* _REQUIRED TASK_:
Extract, verbatim, all lines starting at the one containing "OCR this image." and ending with the final line of the listing, and no others.

Recorded data
-- begin --
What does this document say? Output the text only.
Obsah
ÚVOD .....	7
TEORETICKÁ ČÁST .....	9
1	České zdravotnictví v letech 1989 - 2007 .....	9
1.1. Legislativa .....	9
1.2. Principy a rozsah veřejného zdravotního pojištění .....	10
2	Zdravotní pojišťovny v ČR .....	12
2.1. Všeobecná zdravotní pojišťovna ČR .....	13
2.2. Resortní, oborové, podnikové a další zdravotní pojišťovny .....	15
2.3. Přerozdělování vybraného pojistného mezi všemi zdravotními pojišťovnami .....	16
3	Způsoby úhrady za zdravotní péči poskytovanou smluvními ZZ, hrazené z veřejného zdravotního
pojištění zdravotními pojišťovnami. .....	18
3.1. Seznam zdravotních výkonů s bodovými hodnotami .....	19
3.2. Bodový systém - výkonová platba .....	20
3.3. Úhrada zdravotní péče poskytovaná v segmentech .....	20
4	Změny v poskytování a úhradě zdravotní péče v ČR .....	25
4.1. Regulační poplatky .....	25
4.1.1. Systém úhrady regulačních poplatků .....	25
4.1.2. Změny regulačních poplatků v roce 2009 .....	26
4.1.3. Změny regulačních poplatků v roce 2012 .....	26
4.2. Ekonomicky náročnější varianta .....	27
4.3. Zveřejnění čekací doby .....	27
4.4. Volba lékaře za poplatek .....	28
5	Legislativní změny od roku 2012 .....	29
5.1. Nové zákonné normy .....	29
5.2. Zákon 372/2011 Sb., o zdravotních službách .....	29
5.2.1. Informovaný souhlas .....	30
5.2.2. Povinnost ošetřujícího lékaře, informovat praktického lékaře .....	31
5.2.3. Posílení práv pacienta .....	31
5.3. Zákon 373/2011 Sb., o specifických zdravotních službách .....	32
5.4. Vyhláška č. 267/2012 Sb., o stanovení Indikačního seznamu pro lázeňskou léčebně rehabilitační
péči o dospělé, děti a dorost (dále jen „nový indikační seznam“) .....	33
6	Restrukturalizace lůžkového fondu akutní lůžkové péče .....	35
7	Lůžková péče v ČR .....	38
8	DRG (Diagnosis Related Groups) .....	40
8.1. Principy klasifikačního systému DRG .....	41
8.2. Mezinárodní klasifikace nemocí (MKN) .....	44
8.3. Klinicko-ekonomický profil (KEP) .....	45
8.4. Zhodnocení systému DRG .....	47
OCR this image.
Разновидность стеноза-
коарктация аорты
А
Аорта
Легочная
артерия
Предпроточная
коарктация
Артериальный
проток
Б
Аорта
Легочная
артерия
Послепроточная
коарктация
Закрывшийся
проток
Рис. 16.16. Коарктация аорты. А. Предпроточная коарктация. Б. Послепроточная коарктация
-- end --
* _RESPONSE TO THIS EXERCISE_:
OCR this image.
Разновидность стеноза-
коарктация аорты
А
Аорта
Легочная
артерия
Предпроточная
коарктация
Артериальный
проток
Б
Аорта
Легочная
артерия
Послепроточная
коарктация
Закрывшийся
проток
Рис. 16.16. Коарктация аорты. А. Предпроточная коарктация. Б. Послепроточная коарктация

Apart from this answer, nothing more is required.